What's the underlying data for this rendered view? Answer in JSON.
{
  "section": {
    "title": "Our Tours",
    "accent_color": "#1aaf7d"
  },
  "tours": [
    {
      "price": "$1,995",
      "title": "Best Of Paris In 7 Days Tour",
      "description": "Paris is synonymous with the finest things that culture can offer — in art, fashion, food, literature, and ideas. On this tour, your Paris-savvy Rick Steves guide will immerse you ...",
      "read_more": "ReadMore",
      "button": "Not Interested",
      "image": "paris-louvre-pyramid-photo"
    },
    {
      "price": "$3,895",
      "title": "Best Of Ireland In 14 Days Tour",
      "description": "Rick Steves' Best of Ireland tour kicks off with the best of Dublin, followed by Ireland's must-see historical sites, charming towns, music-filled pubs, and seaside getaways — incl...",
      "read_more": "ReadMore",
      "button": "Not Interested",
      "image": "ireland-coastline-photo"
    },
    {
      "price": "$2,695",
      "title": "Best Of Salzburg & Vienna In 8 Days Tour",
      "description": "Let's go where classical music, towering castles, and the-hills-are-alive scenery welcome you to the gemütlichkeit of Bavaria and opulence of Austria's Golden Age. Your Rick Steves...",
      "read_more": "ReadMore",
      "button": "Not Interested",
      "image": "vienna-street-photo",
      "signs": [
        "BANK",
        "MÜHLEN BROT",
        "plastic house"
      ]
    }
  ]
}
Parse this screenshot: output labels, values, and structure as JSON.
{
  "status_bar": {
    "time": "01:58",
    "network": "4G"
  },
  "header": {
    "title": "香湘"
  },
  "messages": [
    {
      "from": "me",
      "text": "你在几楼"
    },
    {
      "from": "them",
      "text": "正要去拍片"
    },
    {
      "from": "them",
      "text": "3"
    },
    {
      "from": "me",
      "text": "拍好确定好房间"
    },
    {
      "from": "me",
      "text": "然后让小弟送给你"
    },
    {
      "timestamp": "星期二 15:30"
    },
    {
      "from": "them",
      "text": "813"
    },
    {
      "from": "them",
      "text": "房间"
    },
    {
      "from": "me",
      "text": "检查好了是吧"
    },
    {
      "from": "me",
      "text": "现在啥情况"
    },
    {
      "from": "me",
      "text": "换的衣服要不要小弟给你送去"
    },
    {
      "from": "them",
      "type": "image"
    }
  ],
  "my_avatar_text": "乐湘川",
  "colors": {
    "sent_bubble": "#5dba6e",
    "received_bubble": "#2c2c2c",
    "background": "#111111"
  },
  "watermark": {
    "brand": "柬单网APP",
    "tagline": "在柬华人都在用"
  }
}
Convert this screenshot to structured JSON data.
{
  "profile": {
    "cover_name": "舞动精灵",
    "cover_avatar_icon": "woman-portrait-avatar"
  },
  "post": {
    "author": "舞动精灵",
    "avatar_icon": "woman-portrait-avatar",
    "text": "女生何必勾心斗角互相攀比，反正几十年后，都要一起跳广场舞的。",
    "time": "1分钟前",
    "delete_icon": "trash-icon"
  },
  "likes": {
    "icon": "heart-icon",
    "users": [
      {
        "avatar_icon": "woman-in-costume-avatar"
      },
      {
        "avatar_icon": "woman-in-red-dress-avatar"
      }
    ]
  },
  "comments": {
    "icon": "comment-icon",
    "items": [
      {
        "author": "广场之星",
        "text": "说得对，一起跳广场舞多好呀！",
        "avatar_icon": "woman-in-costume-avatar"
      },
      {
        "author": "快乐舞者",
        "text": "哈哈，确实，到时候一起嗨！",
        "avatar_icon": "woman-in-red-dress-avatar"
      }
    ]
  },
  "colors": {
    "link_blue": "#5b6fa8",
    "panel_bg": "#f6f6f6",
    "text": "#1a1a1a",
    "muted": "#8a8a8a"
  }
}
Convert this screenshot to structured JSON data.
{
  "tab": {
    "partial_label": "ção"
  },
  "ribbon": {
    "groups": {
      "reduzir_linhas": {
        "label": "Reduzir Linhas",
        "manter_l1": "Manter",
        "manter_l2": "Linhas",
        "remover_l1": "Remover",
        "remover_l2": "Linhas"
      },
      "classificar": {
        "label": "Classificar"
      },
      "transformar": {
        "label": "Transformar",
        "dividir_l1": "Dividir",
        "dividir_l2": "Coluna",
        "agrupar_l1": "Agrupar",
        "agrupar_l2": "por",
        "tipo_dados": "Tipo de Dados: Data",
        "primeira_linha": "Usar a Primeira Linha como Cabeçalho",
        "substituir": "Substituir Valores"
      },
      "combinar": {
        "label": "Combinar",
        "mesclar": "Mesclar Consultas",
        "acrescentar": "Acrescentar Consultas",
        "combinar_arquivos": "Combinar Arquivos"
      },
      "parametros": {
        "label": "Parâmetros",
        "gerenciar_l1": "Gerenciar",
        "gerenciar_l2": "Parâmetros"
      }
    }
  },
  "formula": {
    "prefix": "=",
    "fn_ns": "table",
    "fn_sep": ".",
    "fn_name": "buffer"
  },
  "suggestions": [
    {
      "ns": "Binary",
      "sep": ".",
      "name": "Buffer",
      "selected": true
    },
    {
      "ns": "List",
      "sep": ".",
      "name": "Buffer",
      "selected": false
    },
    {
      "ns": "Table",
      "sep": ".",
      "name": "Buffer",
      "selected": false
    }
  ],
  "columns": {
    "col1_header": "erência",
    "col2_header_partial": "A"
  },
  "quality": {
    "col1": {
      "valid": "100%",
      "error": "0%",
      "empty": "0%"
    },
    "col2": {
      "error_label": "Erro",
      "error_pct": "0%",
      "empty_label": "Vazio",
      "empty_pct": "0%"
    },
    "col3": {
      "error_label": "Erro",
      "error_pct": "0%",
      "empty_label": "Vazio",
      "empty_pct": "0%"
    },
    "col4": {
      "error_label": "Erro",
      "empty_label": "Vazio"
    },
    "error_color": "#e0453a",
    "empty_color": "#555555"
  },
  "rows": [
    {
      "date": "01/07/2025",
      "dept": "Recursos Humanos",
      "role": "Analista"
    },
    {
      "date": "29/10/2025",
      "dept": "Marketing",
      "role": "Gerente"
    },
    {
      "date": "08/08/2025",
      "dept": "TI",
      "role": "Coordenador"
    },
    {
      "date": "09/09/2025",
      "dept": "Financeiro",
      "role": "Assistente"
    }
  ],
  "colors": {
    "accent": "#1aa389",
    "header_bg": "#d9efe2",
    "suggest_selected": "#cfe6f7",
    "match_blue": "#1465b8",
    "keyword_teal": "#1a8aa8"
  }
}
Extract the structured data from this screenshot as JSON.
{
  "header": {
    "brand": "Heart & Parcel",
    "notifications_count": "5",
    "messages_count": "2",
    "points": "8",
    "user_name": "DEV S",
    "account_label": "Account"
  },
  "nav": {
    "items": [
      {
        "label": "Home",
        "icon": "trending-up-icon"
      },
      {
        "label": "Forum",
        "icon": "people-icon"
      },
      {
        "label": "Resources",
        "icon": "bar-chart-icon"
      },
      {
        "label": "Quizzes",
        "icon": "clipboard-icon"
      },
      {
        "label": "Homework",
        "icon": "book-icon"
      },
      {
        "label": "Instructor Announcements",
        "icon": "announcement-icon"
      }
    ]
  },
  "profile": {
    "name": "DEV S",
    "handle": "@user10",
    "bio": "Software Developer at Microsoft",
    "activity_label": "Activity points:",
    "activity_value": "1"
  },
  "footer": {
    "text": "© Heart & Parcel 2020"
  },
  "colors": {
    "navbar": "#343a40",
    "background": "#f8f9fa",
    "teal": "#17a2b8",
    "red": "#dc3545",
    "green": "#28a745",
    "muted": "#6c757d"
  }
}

### Goal:
Write the entries again, exactly as they stand.

### Exercise response:
What's the underlying data for this rendered view? Answer in JSON.
{
  "section": {
    "title": "Our Tours",
    "accent_color": "#1aaf7d"
  },
  "tours": [
    {
      "price": "$1,995",
      "title": "Best Of Paris In 7 Days Tour",
      "description": "Paris is synonymous with the finest things that culture can offer — in art, fashion, food, literature, and ideas. On this tour, your Paris-savvy Rick Steves guide will immerse you ...",
      "read_more": "ReadMore",
      "button": "Not Interested",
      "image": "paris-louvre-pyramid-photo"
    },
    {
      "price": "$3,895",
      "title": "Best Of Ireland In 14 Days Tour",
      "description": "Rick Steves' Best of Ireland tour kicks off with the best of Dublin, followed by Ireland's must-see historical sites, charming towns, music-filled pubs, and seaside getaways — incl...",
      "read_more": "ReadMore",
      "button": "Not Interested",
      "image": "ireland-coastline-photo"
    },
    {
      "price": "$2,695",
      "title": "Best Of Salzburg & Vienna In 8 Days Tour",
      "description": "Let's go where classical music, towering castles, and the-hills-are-alive scenery welcome you to the gemütlichkeit of Bavaria and opulence of Austria's Golden Age. Your Rick Steves...",
      "read_more": "ReadMore",
      "button": "Not Interested",
      "image": "vienna-street-photo",
      "signs": [
        "BANK",
        "MÜHLEN BROT",
        "plastic house"
      ]
    }
  ]
}
Parse this screenshot: output labels, values, and structure as JSON.
{
  "status_bar": {
    "time": "01:58",
    "network": "4G"
  },
  "header": {
    "title": "香湘"
  },
  "messages": [
    {
      "from": "me",
      "text": "你在几楼"
    },
    {
      "from": "them",
      "text": "正要去拍片"
    },
    {
      "from": "them",
      "text": "3"
    },
    {
      "from": "me",
      "text": "拍好确定好房间"
    },
    {
      "from": "me",
      "text": "然后让小弟送给你"
    },
    {
      "timestamp": "星期二 15:30"
    },
    {
      "from": "them",
      "text": "813"
    },
    {
      "from": "them",
      "text": "房间"
    },
    {
      "from": "me",
      "text": "检查好了是吧"
    },
    {
      "from": "me",
      "text": "现在啥情况"
    },
    {
      "from": "me",
      "text": "换的衣服要不要小弟给你送去"
    },
    {
      "from": "them",
      "type": "image"
    }
  ],
  "my_avatar_text": "乐湘川",
  "colors": {
    "sent_bubble": "#5dba6e",
    "received_bubble": "#2c2c2c",
    "background": "#111111"
  },
  "watermark": {
    "brand": "柬单网APP",
    "tagline": "在柬华人都在用"
  }
}
Convert this screenshot to structured JSON data.
{
  "profile": {
    "cover_name": "舞动精灵",
    "cover_avatar_icon": "woman-portrait-avatar"
  },
  "post": {
    "author": "舞动精灵",
    "avatar_icon": "woman-portrait-avatar",
    "text": "女生何必勾心斗角互相攀比，反正几十年后，都要一起跳广场舞的。",
    "time": "1分钟前",
    "delete_icon": "trash-icon"
  },
  "likes": {
    "icon": "heart-icon",
    "users": [
      {
        "avatar_icon": "woman-in-costume-avatar"
      },
      {
        "avatar_icon": "woman-in-red-dress-avatar"
      }
    ]
  },
  "comments": {
    "icon": "comment-icon",
    "items": [
      {
        "author": "广场之星",
        "text": "说得对，一起跳广场舞多好呀！",
        "avatar_icon": "woman-in-costume-avatar"
      },
      {
        "author": "快乐舞者",
        "text": "哈哈，确实，到时候一起嗨！",
        "avatar_icon": "woman-in-red-dress-avatar"
      }
    ]
  },
  "colors": {
    "link_blue": "#5b6fa8",
    "panel_bg": "#f6f6f6",
    "text": "#1a1a1a",
    "muted": "#8a8a8a"
  }
}
Convert this screenshot to structured JSON data.
{
  "tab": {
    "partial_label": "ção"
  },
  "ribbon": {
    "groups": {
      "reduzir_linhas": {
        "label": "Reduzir Linhas",
        "manter_l1": "Manter",
        "manter_l2": "Linhas",
        "remover_l1": "Remover",
        "remover_l2": "Linhas"
      },
      "classificar": {
        "label": "Classificar"
      },
      "transformar": {
        "label": "Transformar",
        "dividir_l1": "Dividir",
        "dividir_l2": "Coluna",
        "agrupar_l1": "Agrupar",
        "agrupar_l2": "por",
        "tipo_dados": "Tipo de Dados: Data",
        "primeira_linha": "Usar a Primeira Linha como Cabeçalho",
        "substituir": "Substituir Valores"
      },
      "combinar": {
        "label": "Combinar",
        "mesclar": "Mesclar Consultas",
        "acrescentar": "Acrescentar Consultas",
        "combinar_arquivos": "Combinar Arquivos"
      },
      "parametros": {
        "label": "Parâmetros",
        "gerenciar_l1": "Gerenciar",
        "gerenciar_l2": "Parâmetros"
      }
    }
  },
  "formula": {
    "prefix": "=",
    "fn_ns": "table",
    "fn_sep": ".",
    "fn_name": "buffer"
  },
  "suggestions": [
    {
      "ns": "Binary",
      "sep": ".",
      "name": "Buffer",
      "selected": true
    },
    {
      "ns": "List",
      "sep": ".",
      "name": "Buffer",
      "selected": false
    },
    {
      "ns": "Table",
      "sep": ".",
      "name": "Buffer",
      "selected": false
    }
  ],
  "columns": {
    "col1_header": "erência",
    "col2_header_partial": "A"
  },
  "quality": {
    "col1": {
      "valid": "100%",
      "error": "0%",
      "empty": "0%"
    },
    "col2": {
      "error_label": "Erro",
      "error_pct": "0%",
      "empty_label": "Vazio",
      "empty_pct": "0%"
    },
    "col3": {
      "error_label": "Erro",
      "error_pct": "0%",
      "empty_label": "Vazio",
      "empty_pct": "0%"
    },
    "col4": {
      "error_label": "Erro",
      "empty_label": "Vazio"
    },
    "error_color": "#e0453a",
    "empty_color": "#555555"
  },
  "rows": [
    {
      "date": "01/07/2025",
      "dept": "Recursos Humanos",
      "role": "Analista"
    },
    {
      "date": "29/10/2025",
      "dept": "Marketing",
      "role": "Gerente"
    },
    {
      "date": "08/08/2025",
      "dept": "TI",
      "role": "Coordenador"
    },
    {
      "date": "09/09/2025",
      "dept": "Financeiro",
      "role": "Assistente"
    }
  ],
  "colors": {
    "accent": "#1aa389",
    "header_bg": "#d9efe2",
    "suggest_selected": "#cfe6f7",
    "match_blue": "#1465b8",
    "keyword_teal": "#1a8aa8"
  }
}
Extract the structured data from this screenshot as JSON.
{
  "header": {
    "brand": "Heart & Parcel",
    "notifications_count": "5",
    "messages_count": "2",
    "points": "8",
    "user_name": "DEV S",
    "account_label": "Account"
  },
  "nav": {
    "items": [
      {
        "label": "Home",
        "icon": "trending-up-icon"
      },
      {
        "label": "Forum",
        "icon": "people-icon"
      },
      {
        "label": "Resources",
        "icon": "bar-chart-icon"
      },
      {
        "label": "Quizzes",
        "icon": "clipboard-icon"
      },
      {
        "label": "Homework",
        "icon": "book-icon"
      },
      {
        "label": "Instructor Announcements",
        "icon": "announcement-icon"
      }
    ]
  },
  "profile": {
    "name": "DEV S",
    "handle": "@user10",
    "bio": "Software Developer at Microsoft",
    "activity_label": "Activity points:",
    "activity_value": "1"
  },
  "footer": {
    "text": "© Heart & Parcel 2020"
  },
  "colors": {
    "navbar": "#343a40",
    "background": "#f8f9fa",
    "teal": "#17a2b8",
    "red": "#dc3545",
    "green": "#28a745",
    "muted": "#6c757d"
  }
}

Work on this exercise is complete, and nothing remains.